DATA LISTING —
== == ==
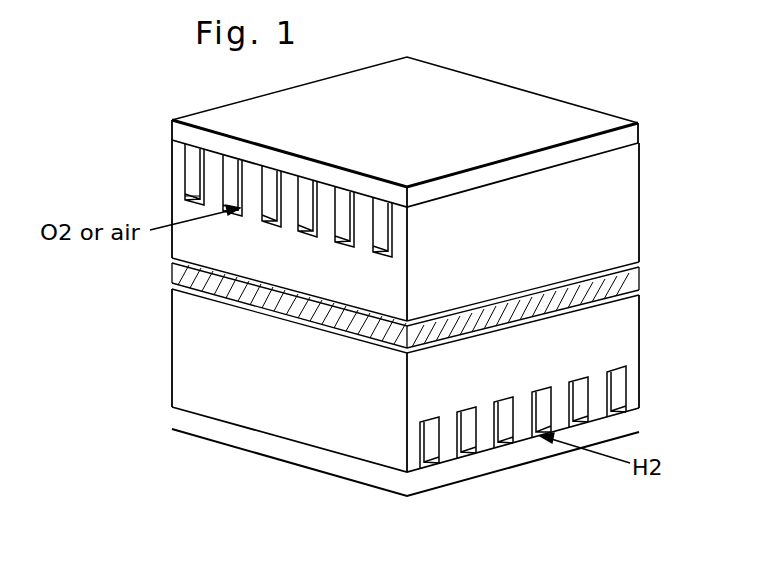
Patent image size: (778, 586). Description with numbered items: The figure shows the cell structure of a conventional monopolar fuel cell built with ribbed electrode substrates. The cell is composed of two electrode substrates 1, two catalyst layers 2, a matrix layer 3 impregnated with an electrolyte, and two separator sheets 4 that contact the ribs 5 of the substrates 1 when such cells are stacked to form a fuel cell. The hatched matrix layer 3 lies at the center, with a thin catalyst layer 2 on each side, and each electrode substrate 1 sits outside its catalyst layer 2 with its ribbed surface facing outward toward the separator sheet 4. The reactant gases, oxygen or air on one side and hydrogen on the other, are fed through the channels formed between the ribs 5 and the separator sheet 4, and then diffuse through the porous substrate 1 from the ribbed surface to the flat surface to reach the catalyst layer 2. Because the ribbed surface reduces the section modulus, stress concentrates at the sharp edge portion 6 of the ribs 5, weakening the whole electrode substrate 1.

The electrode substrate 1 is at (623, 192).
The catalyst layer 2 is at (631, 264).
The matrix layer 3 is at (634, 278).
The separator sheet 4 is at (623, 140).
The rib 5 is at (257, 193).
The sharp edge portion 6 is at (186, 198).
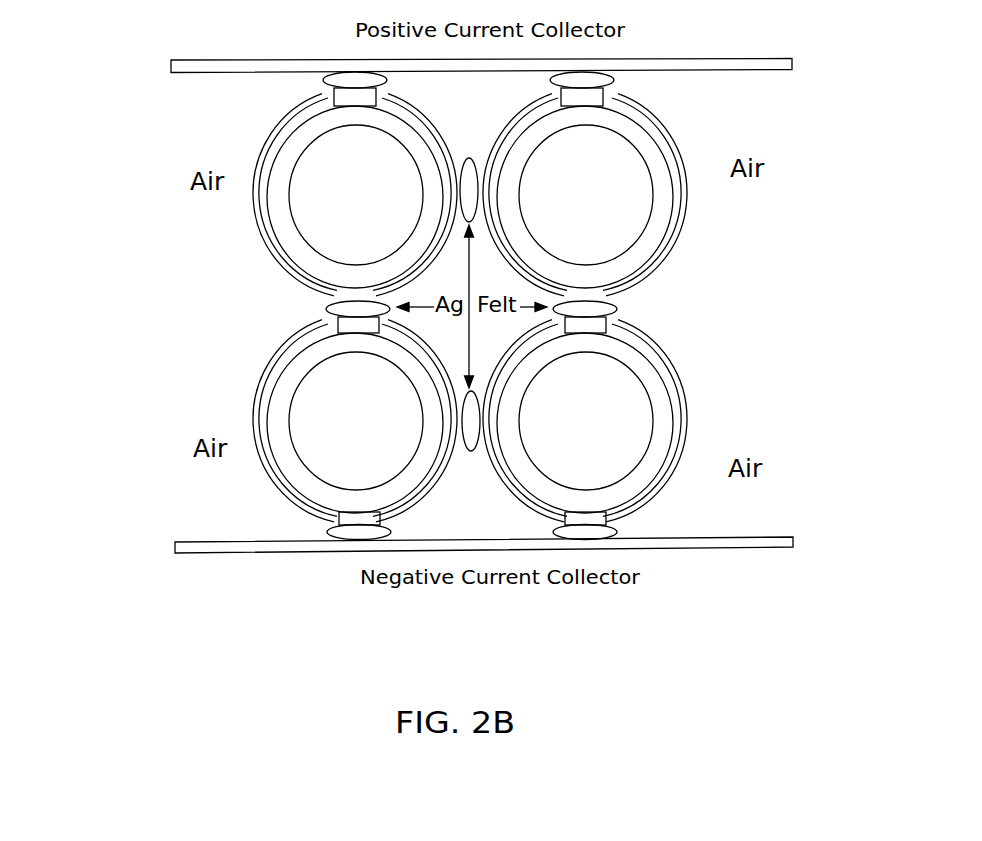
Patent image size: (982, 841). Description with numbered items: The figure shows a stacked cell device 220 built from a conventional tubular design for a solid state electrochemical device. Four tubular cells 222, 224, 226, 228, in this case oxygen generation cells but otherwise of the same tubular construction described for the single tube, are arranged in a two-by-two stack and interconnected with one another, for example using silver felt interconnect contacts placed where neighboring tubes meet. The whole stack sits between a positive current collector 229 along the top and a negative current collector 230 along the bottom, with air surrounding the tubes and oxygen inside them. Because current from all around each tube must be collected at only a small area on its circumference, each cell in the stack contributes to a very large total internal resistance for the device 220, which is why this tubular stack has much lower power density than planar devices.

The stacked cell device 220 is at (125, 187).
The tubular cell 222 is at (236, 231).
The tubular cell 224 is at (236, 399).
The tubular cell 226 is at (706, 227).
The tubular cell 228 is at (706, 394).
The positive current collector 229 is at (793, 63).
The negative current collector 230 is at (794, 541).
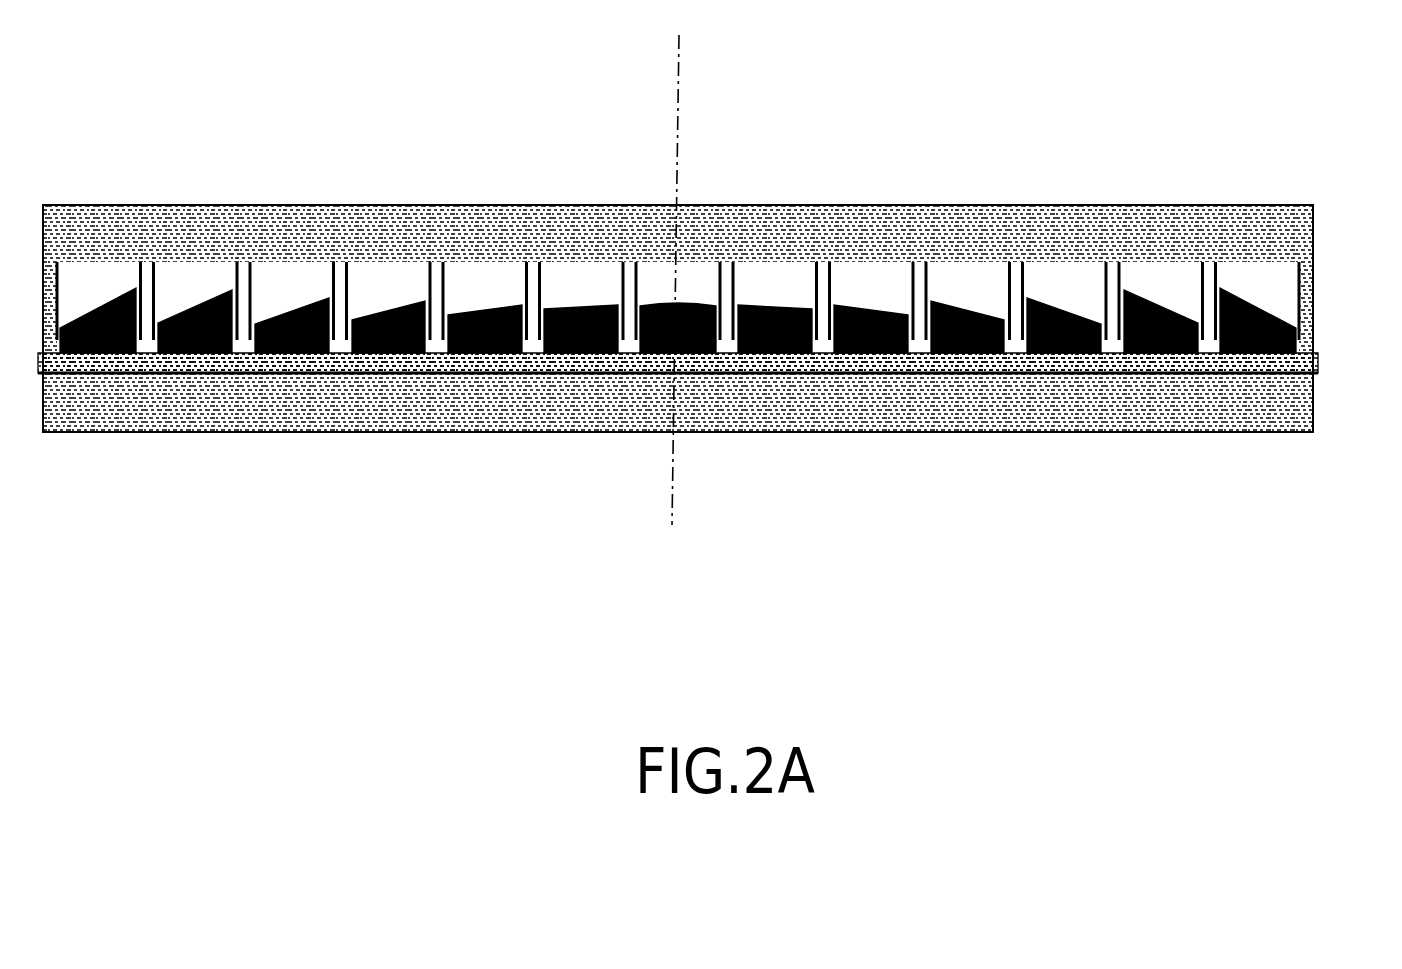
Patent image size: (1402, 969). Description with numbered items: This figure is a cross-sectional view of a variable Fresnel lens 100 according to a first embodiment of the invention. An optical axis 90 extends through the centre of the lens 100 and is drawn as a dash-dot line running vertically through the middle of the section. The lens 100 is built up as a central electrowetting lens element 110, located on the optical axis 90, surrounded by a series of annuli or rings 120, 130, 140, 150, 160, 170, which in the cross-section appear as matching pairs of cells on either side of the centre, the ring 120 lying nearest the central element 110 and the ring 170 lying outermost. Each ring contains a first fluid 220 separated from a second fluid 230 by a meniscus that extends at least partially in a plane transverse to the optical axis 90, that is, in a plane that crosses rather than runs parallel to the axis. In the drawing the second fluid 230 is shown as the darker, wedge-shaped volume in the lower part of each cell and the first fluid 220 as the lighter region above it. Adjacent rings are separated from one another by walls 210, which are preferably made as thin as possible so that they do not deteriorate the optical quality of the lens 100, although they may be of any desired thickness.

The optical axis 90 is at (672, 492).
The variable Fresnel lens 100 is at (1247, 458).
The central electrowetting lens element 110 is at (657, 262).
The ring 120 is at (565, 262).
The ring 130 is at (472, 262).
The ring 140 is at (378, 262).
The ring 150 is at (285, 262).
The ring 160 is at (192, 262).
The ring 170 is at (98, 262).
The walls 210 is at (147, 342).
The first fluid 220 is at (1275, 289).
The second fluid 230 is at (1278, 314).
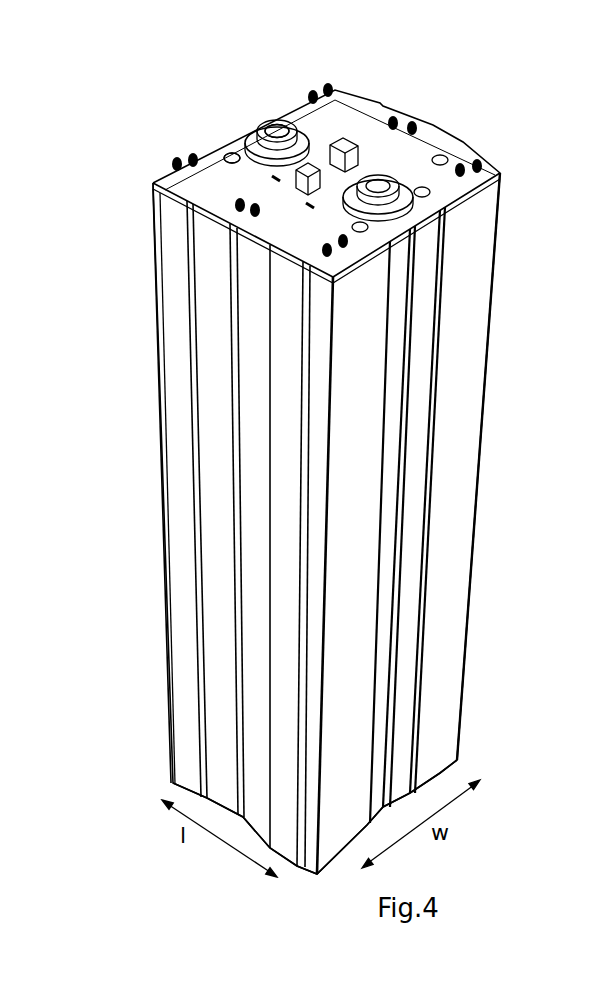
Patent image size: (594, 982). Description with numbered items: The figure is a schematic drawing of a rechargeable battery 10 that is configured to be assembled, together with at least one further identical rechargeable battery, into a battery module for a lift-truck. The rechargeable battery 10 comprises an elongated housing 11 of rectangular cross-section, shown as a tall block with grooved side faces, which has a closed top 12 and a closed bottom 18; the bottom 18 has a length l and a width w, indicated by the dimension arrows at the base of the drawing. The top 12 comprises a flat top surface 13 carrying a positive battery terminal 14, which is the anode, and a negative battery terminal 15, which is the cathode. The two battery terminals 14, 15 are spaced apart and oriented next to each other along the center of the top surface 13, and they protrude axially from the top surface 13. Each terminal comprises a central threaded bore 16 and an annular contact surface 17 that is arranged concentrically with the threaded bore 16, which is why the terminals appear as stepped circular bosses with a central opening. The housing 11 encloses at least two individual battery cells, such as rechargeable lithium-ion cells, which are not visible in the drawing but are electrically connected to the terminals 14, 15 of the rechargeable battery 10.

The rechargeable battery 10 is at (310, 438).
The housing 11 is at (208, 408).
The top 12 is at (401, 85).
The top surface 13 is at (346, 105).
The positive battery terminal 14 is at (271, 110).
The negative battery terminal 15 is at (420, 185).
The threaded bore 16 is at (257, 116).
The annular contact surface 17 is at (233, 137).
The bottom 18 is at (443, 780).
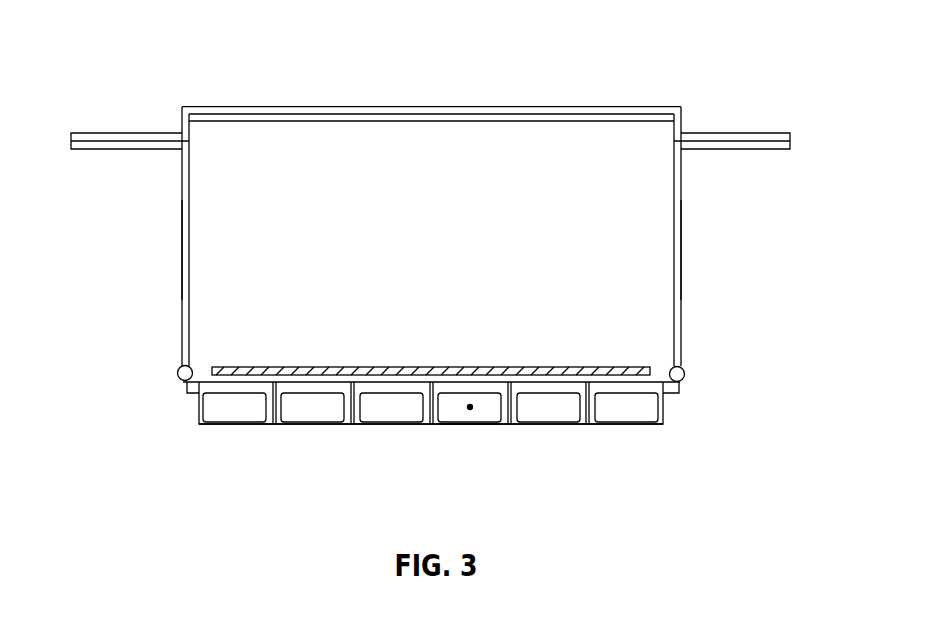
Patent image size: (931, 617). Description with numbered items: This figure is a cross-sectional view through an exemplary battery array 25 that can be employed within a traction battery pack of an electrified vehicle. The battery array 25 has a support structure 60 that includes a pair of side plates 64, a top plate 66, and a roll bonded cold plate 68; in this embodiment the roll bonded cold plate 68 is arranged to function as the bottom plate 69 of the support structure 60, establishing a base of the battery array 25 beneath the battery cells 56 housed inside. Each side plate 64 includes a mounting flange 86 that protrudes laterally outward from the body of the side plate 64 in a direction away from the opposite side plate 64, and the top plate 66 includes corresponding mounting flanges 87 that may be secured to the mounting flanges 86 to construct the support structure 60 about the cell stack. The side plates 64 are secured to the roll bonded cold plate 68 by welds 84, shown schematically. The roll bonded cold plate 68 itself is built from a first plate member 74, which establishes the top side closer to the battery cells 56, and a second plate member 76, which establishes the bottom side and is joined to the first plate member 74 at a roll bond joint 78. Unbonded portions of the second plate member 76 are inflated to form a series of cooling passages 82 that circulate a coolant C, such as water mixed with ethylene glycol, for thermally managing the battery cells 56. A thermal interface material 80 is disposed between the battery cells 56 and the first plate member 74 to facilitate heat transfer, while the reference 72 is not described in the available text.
== == ==
EXERCISE DIRECTIONS —
The entries above should be given again exactly, minus any pictures.

OUTPUT FOR THIS EXERCISE —
Patent image size: (778, 586). Description with numbered items: The figure shows the cell structure of a conventional monopolar fuel cell built with ribbed electrode substrates. The cell is composed of two electrode substrates 1, two catalyst layers 2, a matrix layer 3 impregnated with an electrolyte, and two separator sheets 4 that contact the ribs 5 of the substrates 1 when such cells are stacked to form a fuel cell. The hatched matrix layer 3 lies at the center, with a thin catalyst layer 2 on each side, and each electrode substrate 1 sits outside its catalyst layer 2 with its ribbed surface facing outward toward the separator sheet 4. The reactant gases, oxygen or air on one side and hydrogen on the other, are fed through the channels formed between the ribs 5 and the separator sheet 4, and then diffuse through the porous substrate 1 from the ribbed surface to the flat surface to reach the catalyst layer 2. Because the ribbed surface reduces the section modulus, stress concentrates at the sharp edge portion 6 of the ribs 5, weakening the whole electrode substrate 1.

The electrode substrate 1 is at (623, 192).
The catalyst layer 2 is at (631, 264).
The matrix layer 3 is at (634, 278).
The separator sheet 4 is at (623, 140).
The rib 5 is at (257, 193).
The sharp edge portion 6 is at (186, 198).
Patent image size: (982, 841). Description with numbered items: The figure shows a stacked cell device 220 built from a conventional tubular design for a solid state electrochemical device. Four tubular cells 222, 224, 226, 228, in this case oxygen generation cells but otherwise of the same tubular construction described for the single tube, are arranged in a two-by-two stack and interconnected with one another, for example using silver felt interconnect contacts placed where neighboring tubes meet. The whole stack sits between a positive current collector 229 along the top and a negative current collector 230 along the bottom, with air surrounding the tubes and oxygen inside them. Because current from all around each tube must be collected at only a small area on its circumference, each cell in the stack contributes to a very large total internal resistance for the device 220, which is why this tubular stack has much lower power density than planar devices.

The stacked cell device 220 is at (125, 187).
The tubular cell 222 is at (236, 231).
The tubular cell 224 is at (236, 399).
The tubular cell 226 is at (706, 227).
The tubular cell 228 is at (706, 394).
The positive current collector 229 is at (793, 63).
The negative current collector 230 is at (794, 541).
Patent image size: (1402, 969). Description with numbered items: This figure is a cross-sectional view of a variable Fresnel lens 100 according to a first embodiment of the invention. An optical axis 90 extends through the centre of the lens 100 and is drawn as a dash-dot line running vertically through the middle of the section. The lens 100 is built up as a central electrowetting lens element 110, located on the optical axis 90, surrounded by a series of annuli or rings 120, 130, 140, 150, 160, 170, which in the cross-section appear as matching pairs of cells on either side of the centre, the ring 120 lying nearest the central element 110 and the ring 170 lying outermost. Each ring contains a first fluid 220 separated from a second fluid 230 by a meniscus that extends at least partially in a plane transverse to the optical axis 90, that is, in a plane that crosses rather than runs parallel to the axis. In the drawing the second fluid 230 is shown as the darker, wedge-shaped volume in the lower part of each cell and the first fluid 220 as the lighter region above it. Adjacent rings are separated from one another by walls 210, which are preferably made as thin as possible so that they do not deteriorate the optical quality of the lens 100, although they may be of any desired thickness.

The optical axis 90 is at (672, 492).
The variable Fresnel lens 100 is at (1247, 458).
The central electrowetting lens element 110 is at (657, 262).
The ring 120 is at (565, 262).
The ring 130 is at (472, 262).
The ring 140 is at (378, 262).
The ring 150 is at (285, 262).
The ring 160 is at (192, 262).
The ring 170 is at (98, 262).
The walls 210 is at (147, 342).
The first fluid 220 is at (1275, 289).
The second fluid 230 is at (1278, 314).
Patent image size: (594, 982). Description with numbered items: The figure is a schematic drawing of a rechargeable battery 10 that is configured to be assembled, together with at least one further identical rechargeable battery, into a battery module for a lift-truck. The rechargeable battery 10 comprises an elongated housing 11 of rectangular cross-section, shown as a tall block with grooved side faces, which has a closed top 12 and a closed bottom 18; the bottom 18 has a length l and a width w, indicated by the dimension arrows at the base of the drawing. The top 12 comprises a flat top surface 13 carrying a positive battery terminal 14, which is the anode, and a negative battery terminal 15, which is the cathode. The two battery terminals 14, 15 are spaced apart and oriented next to each other along the center of the top surface 13, and they protrude axially from the top surface 13. Each terminal comprises a central threaded bore 16 and an annular contact surface 17 that is arranged concentrically with the threaded bore 16, which is why the terminals appear as stepped circular bosses with a central opening. The housing 11 encloses at least two individual battery cells, such as rechargeable lithium-ion cells, which are not visible in the drawing but are electrically connected to the terminals 14, 15 of the rechargeable battery 10.

The rechargeable battery 10 is at (310, 438).
The housing 11 is at (208, 408).
The top 12 is at (401, 85).
The top surface 13 is at (346, 105).
The positive battery terminal 14 is at (271, 110).
The negative battery terminal 15 is at (420, 185).
The threaded bore 16 is at (257, 116).
The annular contact surface 17 is at (233, 137).
The bottom 18 is at (443, 780).
Patent image size: (931, 617). Description with numbered items: This figure is a cross-sectional view through an exemplary battery array 25 that can be employed within a traction battery pack of an electrified vehicle. The battery array 25 has a support structure 60 that includes a pair of side plates 64, a top plate 66, and a roll bonded cold plate 68; in this embodiment the roll bonded cold plate 68 is arranged to function as the bottom plate 69 of the support structure 60, establishing a base of the battery array 25 beneath the battery cells 56 housed inside. Each side plate 64 includes a mounting flange 86 that protrudes laterally outward from the body of the side plate 64 in a direction away from the opposite side plate 64, and the top plate 66 includes corresponding mounting flanges 87 that may be secured to the mounting flanges 86 to construct the support structure 60 about the cell stack. The side plates 64 are secured to the roll bonded cold plate 68 by welds 84, shown schematically. The roll bonded cold plate 68 itself is built from a first plate member 74, which establishes the top side closer to the battery cells 56, and a second plate member 76, which establishes the bottom side and is joined to the first plate member 74 at a roll bond joint 78. Unbonded portions of the second plate member 76 are inflated to form a series of cooling passages 82 that circulate a coolant C, such as water mixed with ethylene glycol, for thermally managing the battery cells 56. A thermal interface material 80 is disposed between the battery cells 56 and the first plate member 74 to facilitate heat transfer, while the reference 72 is not described in the available text.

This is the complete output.